>> BEGIN

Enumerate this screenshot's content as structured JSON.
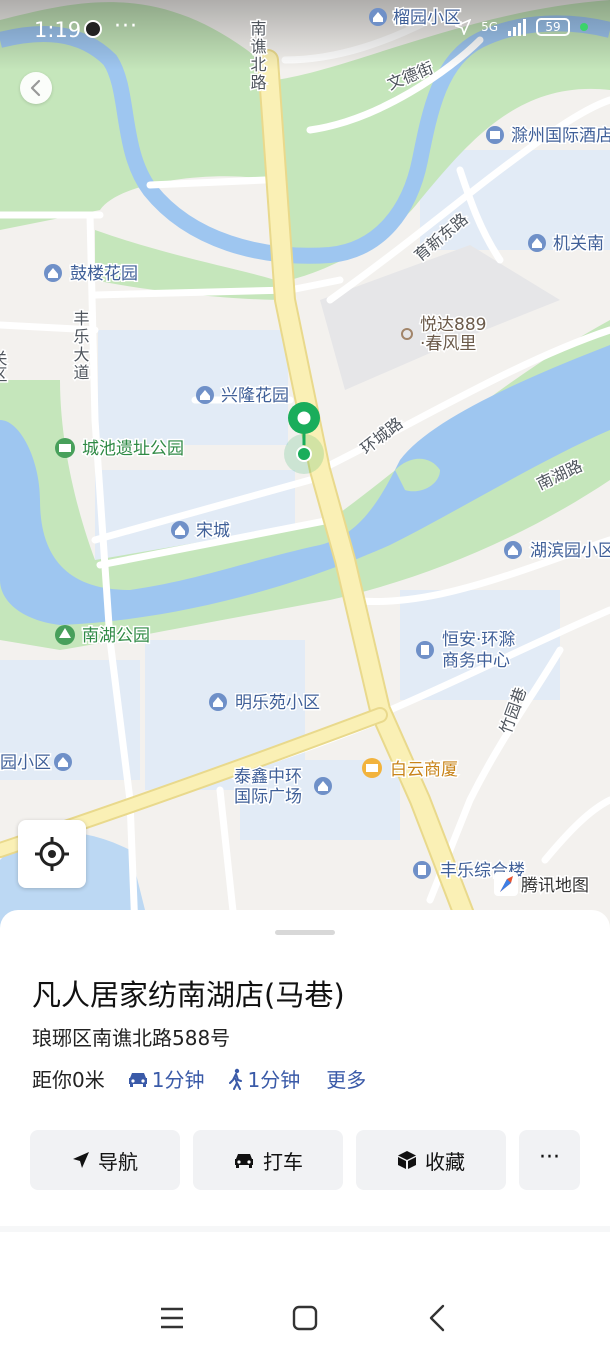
{
  "status_bar": {
    "time": "1:19",
    "dots": "···",
    "network": "5G",
    "battery": "59"
  },
  "map": {
    "roads": {
      "nanqiao_north": "南谯北路",
      "wende": "文德街",
      "yuxin_east": "育新东路",
      "fengle": "丰乐大道",
      "huancheng": "环城路",
      "nanhu": "南湖路",
      "zhuyuan": "竹园巷"
    },
    "pois": {
      "liuyuan": "榴园小区",
      "chuzhou_hotel": "滁州国际酒店",
      "jiguan": "机关南",
      "gulou": "鼓楼花园",
      "yueda_1": "悦达889",
      "yueda_2": "·春风里",
      "xinglong": "兴隆花园",
      "chengchi": "城池遗址公园",
      "songcheng": "宋城",
      "hubin": "湖滨园小区",
      "nanhu_park": "南湖公园",
      "hengan_1": "恒安·环滁",
      "hengan_2": "商务中心",
      "minglecyuan": "明乐苑小区",
      "left_community": "园小区",
      "taixin_1": "泰鑫中环",
      "taixin_2": "国际广场",
      "baiyun": "白云商厦",
      "fengle_building": "丰乐综合楼",
      "edge_left": "关区"
    },
    "brand": "腾讯地图",
    "colors": {
      "land": "#f3f1ee",
      "water": "#9ec6f0",
      "park": "#bfe5b6",
      "highway": "#f9eba3",
      "marker": "#1aad5b"
    }
  },
  "place": {
    "name": "凡人居家纺南湖店(马巷)",
    "address": "琅琊区南谯北路588号",
    "distance": "距你0米",
    "drive_time": "1分钟",
    "walk_time": "1分钟",
    "more": "更多"
  },
  "actions": {
    "navigate": "导航",
    "taxi": "打车",
    "favorite": "收藏",
    "more": "···"
  }
}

>> END

**What is required**
Leave out the pictures and give the listing above again exactly.

**Response to this exercise**
Enumerate this screenshot's content as structured JSON.
{
  "status_bar": {
    "time": "1:19",
    "dots": "···",
    "network": "5G",
    "battery": "59"
  },
  "map": {
    "roads": {
      "nanqiao_north": "南谯北路",
      "wende": "文德街",
      "yuxin_east": "育新东路",
      "fengle": "丰乐大道",
      "huancheng": "环城路",
      "nanhu": "南湖路",
      "zhuyuan": "竹园巷"
    },
    "pois": {
      "liuyuan": "榴园小区",
      "chuzhou_hotel": "滁州国际酒店",
      "jiguan": "机关南",
      "gulou": "鼓楼花园",
      "yueda_1": "悦达889",
      "yueda_2": "·春风里",
      "xinglong": "兴隆花园",
      "chengchi": "城池遗址公园",
      "songcheng": "宋城",
      "hubin": "湖滨园小区",
      "nanhu_park": "南湖公园",
      "hengan_1": "恒安·环滁",
      "hengan_2": "商务中心",
      "minglecyuan": "明乐苑小区",
      "left_community": "园小区",
      "taixin_1": "泰鑫中环",
      "taixin_2": "国际广场",
      "baiyun": "白云商厦",
      "fengle_building": "丰乐综合楼",
      "edge_left": "关区"
    },
    "brand": "腾讯地图",
    "colors": {
      "land": "#f3f1ee",
      "water": "#9ec6f0",
      "park": "#bfe5b6",
      "highway": "#f9eba3",
      "marker": "#1aad5b"
    }
  },
  "place": {
    "name": "凡人居家纺南湖店(马巷)",
    "address": "琅琊区南谯北路588号",
    "distance": "距你0米",
    "drive_time": "1分钟",
    "walk_time": "1分钟",
    "more": "更多"
  },
  "actions": {
    "navigate": "导航",
    "taxi": "打车",
    "favorite": "收藏",
    "more": "···"
  }
}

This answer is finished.